Written exercise: Only lines with the string "beating" matter here; gather them from the material below.

Records for processing:
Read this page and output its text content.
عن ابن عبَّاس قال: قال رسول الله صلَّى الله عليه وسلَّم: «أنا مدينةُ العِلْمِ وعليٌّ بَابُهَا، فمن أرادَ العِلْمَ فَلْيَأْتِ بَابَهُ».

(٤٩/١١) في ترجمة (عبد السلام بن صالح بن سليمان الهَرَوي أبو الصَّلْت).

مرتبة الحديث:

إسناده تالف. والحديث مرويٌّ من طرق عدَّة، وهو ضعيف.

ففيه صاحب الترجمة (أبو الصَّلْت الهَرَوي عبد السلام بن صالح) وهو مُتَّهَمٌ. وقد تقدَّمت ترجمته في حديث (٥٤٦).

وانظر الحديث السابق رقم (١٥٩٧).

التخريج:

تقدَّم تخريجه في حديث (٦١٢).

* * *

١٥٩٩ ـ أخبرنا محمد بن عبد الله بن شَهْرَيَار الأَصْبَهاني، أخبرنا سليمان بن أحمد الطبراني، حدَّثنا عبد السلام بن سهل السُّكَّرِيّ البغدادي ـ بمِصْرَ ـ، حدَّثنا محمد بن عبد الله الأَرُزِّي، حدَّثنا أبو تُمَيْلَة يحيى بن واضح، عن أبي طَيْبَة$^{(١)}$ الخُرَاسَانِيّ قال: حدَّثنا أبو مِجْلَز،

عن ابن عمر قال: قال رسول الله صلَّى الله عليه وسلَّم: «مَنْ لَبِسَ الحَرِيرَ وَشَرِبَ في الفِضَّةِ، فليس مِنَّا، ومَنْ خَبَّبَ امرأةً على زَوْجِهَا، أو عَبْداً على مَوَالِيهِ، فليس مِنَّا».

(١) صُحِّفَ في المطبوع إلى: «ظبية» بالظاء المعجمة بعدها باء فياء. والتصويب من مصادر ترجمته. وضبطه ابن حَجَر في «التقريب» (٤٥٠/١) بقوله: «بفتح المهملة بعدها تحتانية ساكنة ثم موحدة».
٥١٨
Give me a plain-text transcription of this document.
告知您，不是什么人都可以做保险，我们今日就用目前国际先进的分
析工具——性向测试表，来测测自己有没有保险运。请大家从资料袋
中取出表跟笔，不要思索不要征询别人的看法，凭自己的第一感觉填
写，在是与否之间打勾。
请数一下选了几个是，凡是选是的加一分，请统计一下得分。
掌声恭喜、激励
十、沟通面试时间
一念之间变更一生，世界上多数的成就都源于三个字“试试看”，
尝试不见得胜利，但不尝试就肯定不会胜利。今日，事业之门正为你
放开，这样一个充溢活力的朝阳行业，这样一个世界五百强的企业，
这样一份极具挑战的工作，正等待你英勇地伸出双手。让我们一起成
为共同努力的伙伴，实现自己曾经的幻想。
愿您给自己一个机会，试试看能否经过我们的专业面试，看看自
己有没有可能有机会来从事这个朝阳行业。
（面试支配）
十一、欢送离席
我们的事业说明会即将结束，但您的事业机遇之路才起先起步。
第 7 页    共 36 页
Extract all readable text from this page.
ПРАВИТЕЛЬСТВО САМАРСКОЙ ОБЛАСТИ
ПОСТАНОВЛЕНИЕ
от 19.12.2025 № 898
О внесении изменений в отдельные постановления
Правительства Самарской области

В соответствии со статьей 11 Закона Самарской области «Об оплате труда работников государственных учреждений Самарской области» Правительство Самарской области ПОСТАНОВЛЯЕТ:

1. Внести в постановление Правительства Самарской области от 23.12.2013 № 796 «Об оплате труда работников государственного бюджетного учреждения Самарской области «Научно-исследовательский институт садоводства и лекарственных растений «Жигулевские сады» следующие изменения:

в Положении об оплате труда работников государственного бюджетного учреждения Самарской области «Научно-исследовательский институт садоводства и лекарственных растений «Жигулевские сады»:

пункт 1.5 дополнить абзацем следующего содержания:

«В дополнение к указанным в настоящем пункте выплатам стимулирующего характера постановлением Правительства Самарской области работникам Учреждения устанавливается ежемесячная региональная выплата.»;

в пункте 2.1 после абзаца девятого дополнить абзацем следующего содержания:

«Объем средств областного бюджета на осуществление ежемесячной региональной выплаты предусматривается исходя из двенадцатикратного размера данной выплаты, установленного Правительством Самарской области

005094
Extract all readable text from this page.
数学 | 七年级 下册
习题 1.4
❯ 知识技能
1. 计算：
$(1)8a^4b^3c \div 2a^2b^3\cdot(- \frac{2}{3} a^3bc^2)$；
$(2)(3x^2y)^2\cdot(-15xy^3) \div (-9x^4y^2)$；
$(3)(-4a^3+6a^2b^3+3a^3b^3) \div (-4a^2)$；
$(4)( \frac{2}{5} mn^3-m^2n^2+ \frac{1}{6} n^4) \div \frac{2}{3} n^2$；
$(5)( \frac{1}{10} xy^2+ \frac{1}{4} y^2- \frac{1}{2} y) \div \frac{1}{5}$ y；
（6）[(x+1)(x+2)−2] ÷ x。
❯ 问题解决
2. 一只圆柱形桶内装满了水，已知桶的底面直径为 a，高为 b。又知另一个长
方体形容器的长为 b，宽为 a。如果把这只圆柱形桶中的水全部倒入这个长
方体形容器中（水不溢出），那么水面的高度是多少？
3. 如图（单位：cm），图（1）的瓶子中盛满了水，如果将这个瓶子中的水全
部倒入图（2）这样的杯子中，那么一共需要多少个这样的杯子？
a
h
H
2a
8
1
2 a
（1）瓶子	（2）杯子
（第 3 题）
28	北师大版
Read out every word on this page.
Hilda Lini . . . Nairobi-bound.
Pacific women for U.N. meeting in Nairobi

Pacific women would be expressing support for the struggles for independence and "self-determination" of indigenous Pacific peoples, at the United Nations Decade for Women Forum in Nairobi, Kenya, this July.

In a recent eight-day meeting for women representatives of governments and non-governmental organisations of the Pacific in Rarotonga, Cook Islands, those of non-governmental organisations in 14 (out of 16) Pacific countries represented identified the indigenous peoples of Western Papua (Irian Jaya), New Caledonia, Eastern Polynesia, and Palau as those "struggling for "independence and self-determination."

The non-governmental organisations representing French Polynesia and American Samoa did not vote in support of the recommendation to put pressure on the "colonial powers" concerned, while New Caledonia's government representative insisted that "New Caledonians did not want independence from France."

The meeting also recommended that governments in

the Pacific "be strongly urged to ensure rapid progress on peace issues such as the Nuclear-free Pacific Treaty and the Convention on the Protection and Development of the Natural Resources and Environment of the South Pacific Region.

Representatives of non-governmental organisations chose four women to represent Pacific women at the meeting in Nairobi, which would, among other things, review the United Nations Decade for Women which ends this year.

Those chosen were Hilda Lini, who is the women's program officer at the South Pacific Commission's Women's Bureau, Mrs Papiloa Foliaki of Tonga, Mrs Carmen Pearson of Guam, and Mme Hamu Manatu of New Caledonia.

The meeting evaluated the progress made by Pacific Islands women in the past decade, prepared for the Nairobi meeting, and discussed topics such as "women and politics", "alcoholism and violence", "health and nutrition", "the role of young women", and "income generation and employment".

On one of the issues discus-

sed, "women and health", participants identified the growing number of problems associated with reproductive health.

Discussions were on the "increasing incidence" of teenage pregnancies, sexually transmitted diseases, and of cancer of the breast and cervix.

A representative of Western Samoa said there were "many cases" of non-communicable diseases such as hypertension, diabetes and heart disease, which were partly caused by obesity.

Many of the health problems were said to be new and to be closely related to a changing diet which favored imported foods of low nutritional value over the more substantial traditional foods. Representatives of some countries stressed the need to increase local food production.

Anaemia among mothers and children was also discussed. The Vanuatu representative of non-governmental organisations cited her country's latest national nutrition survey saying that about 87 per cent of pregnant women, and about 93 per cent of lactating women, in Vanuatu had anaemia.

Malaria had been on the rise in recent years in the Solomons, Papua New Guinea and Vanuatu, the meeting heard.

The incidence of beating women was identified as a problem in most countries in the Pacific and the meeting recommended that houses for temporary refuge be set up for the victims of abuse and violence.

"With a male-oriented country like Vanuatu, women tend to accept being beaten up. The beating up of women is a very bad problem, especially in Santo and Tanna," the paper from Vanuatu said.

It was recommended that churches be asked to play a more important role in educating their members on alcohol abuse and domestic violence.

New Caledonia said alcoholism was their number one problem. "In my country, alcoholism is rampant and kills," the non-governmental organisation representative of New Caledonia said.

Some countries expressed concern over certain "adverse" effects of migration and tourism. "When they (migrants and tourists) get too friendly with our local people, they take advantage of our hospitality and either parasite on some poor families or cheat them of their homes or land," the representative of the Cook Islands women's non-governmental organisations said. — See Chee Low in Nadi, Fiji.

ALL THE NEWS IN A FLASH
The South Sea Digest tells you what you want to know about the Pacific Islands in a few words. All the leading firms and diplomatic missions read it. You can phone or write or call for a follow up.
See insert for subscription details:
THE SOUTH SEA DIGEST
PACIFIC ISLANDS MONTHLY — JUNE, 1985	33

Response:
The incidence of beating women was identified as a problem in most countries in the Pacific and the meeting recommended that houses for temporary refuge be set up for the victims of abuse and violence.
"With a male-oriented country like Vanuatu, women tend to accept being beaten up. The beating up of women is a very bad problem, especially in Santo and Tanna," the paper from Vanuatu said.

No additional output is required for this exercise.